Make an exact copy of all the material below, apart from the pictures.

Recorded data:
——————————
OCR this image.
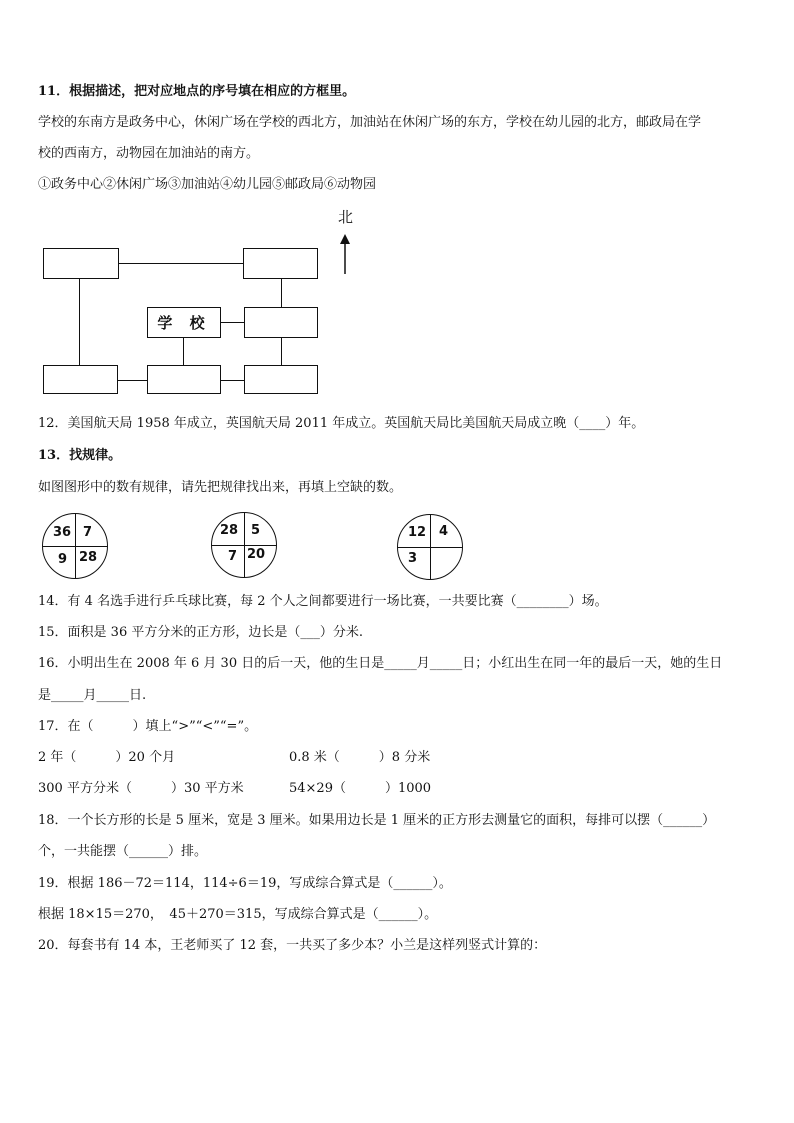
11．根据描述，把对应地点的序号填在相应的方框里。
学校的东南方是政务中心，休闲广场在学校的西北方，加油站在休闲广场的东方，学校在幼儿园的北方，邮政局在学
校的西南方，动物园在加油站的南方。
①政务中心②休闲广场③加油站④幼儿园⑤邮政局⑥动物园
学 校
北
12．美国航天局 1958 年成立，英国航天局 2011 年成立。英国航天局比美国航天局成立晚（____）年。
13．找规律。
如图图形中的数有规律，请先把规律找出来，再填上空缺的数。
36 7
9 28
28 5
7 20
12 4
3
14．有 4 名选手进行乒乓球比赛，每 2 个人之间都要进行一场比赛，一共要比赛（________）场。
15．面积是 36 平方分米的正方形，边长是（___）分米.
16．小明出生在 2008 年 6 月 30 日的后一天，他的生日是_____月_____日；小红出生在同一年的最后一天，她的生日
是_____月_____日.
17．在（　　　）填上“>”“<”“=”。
2 年（　　　）20 个月	0.8 米（　　　）8 分米
300 平方分米（　　　）30 平方米	54×29（　　　）1000
18．一个长方形的长是 5 厘米，宽是 3 厘米。如果用边长是 1 厘米的正方形去测量它的面积，每排可以摆（______）
个，一共能摆（______）排。
19．根据 186－72＝114，114÷6＝19，写成综合算式是（______）。
根据 18×15＝270，　45＋270＝315，写成综合算式是（______）。
20．每套书有 14 本，王老师买了 12 套，一共买了多少本？小兰是这样列竖式计算的：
——————————
## ANSWER TO THIS TASK:
OCR this image.
11．根据描述，把对应地点的序号填在相应的方框里。
学校的东南方是政务中心，休闲广场在学校的西北方，加油站在休闲广场的东方，学校在幼儿园的北方，邮政局在学
校的西南方，动物园在加油站的南方。
①政务中心②休闲广场③加油站④幼儿园⑤邮政局⑥动物园
学 校
北
12．美国航天局 1958 年成立，英国航天局 2011 年成立。英国航天局比美国航天局成立晚（____）年。
13．找规律。
如图图形中的数有规律，请先把规律找出来，再填上空缺的数。
36 7
9 28
28 5
7 20
12 4
3
14．有 4 名选手进行乒乓球比赛，每 2 个人之间都要进行一场比赛，一共要比赛（________）场。
15．面积是 36 平方分米的正方形，边长是（___）分米.
16．小明出生在 2008 年 6 月 30 日的后一天，他的生日是_____月_____日；小红出生在同一年的最后一天，她的生日
是_____月_____日.
17．在（　　　）填上“>”“<”“=”。
2 年（　　　）20 个月	0.8 米（　　　）8 分米
300 平方分米（　　　）30 平方米	54×29（　　　）1000
18．一个长方形的长是 5 厘米，宽是 3 厘米。如果用边长是 1 厘米的正方形去测量它的面积，每排可以摆（______）
个，一共能摆（______）排。
19．根据 186－72＝114，114÷6＝19，写成综合算式是（______）。
根据 18×15＝270，　45＋270＝315，写成综合算式是（______）。
20．每套书有 14 本，王老师买了 12 套，一共买了多少本？小兰是这样列竖式计算的：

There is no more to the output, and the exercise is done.